Transcribe all of the material exactly.

══ Excerpted data

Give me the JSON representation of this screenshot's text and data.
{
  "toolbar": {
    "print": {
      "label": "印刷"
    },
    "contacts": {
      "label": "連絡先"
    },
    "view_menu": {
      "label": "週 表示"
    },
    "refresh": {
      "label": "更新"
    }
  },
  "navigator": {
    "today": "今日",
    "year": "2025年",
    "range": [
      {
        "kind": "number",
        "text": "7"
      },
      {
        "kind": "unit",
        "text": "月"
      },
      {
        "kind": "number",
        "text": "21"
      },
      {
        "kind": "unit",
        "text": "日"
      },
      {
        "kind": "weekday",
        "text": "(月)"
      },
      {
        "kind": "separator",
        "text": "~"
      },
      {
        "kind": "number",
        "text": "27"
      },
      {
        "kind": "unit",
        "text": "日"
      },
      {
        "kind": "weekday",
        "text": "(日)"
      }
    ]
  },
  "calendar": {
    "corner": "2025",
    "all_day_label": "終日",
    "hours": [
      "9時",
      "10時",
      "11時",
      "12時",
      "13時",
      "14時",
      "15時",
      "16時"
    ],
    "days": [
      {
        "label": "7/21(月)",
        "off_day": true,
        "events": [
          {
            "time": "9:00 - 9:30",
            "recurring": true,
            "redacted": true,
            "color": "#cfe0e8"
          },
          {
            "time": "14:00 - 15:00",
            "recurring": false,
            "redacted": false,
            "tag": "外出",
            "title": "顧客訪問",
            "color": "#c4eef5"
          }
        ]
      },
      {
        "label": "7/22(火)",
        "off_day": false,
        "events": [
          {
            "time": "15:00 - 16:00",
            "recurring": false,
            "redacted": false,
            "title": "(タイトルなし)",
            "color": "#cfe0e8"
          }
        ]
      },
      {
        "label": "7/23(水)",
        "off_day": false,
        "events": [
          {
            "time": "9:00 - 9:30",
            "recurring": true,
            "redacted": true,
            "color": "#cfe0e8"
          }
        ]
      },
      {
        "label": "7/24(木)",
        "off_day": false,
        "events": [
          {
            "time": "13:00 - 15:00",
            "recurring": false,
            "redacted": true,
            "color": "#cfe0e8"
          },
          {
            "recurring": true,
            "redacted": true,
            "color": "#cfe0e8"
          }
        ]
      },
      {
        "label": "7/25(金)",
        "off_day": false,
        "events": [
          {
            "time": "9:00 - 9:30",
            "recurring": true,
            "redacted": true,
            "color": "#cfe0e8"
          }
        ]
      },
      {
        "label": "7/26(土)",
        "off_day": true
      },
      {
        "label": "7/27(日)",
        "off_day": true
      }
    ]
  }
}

════

## Reply to the task
Give me the JSON representation of this screenshot's text and data.
{
  "toolbar": {
    "print": {
      "label": "印刷"
    },
    "contacts": {
      "label": "連絡先"
    },
    "view_menu": {
      "label": "週 表示"
    },
    "refresh": {
      "label": "更新"
    }
  },
  "navigator": {
    "today": "今日",
    "year": "2025年",
    "range": [
      {
        "kind": "number",
        "text": "7"
      },
      {
        "kind": "unit",
        "text": "月"
      },
      {
        "kind": "number",
        "text": "21"
      },
      {
        "kind": "unit",
        "text": "日"
      },
      {
        "kind": "weekday",
        "text": "(月)"
      },
      {
        "kind": "separator",
        "text": "~"
      },
      {
        "kind": "number",
        "text": "27"
      },
      {
        "kind": "unit",
        "text": "日"
      },
      {
        "kind": "weekday",
        "text": "(日)"
      }
    ]
  },
  "calendar": {
    "corner": "2025",
    "all_day_label": "終日",
    "hours": [
      "9時",
      "10時",
      "11時",
      "12時",
      "13時",
      "14時",
      "15時",
      "16時"
    ],
    "days": [
      {
        "label": "7/21(月)",
        "off_day": true,
        "events": [
          {
            "time": "9:00 - 9:30",
            "recurring": true,
            "redacted": true,
            "color": "#cfe0e8"
          },
          {
            "time": "14:00 - 15:00",
            "recurring": false,
            "redacted": false,
            "tag": "外出",
            "title": "顧客訪問",
            "color": "#c4eef5"
          }
        ]
      },
      {
        "label": "7/22(火)",
        "off_day": false,
        "events": [
          {
            "time": "15:00 - 16:00",
            "recurring": false,
            "redacted": false,
            "title": "(タイトルなし)",
            "color": "#cfe0e8"
          }
        ]
      },
      {
        "label": "7/23(水)",
        "off_day": false,
        "events": [
          {
            "time": "9:00 - 9:30",
            "recurring": true,
            "redacted": true,
            "color": "#cfe0e8"
          }
        ]
      },
      {
        "label": "7/24(木)",
        "off_day": false,
        "events": [
          {
            "time": "13:00 - 15:00",
            "recurring": false,
            "redacted": true,
            "color": "#cfe0e8"
          },
          {
            "recurring": true,
            "redacted": true,
            "color": "#cfe0e8"
          }
        ]
      },
      {
        "label": "7/25(金)",
        "off_day": false,
        "events": [
          {
            "time": "9:00 - 9:30",
            "recurring": true,
            "redacted": true,
            "color": "#cfe0e8"
          }
        ]
      },
      {
        "label": "7/26(土)",
        "off_day": true
      },
      {
        "label": "7/27(日)",
        "off_day": true
      }
    ]
  }
}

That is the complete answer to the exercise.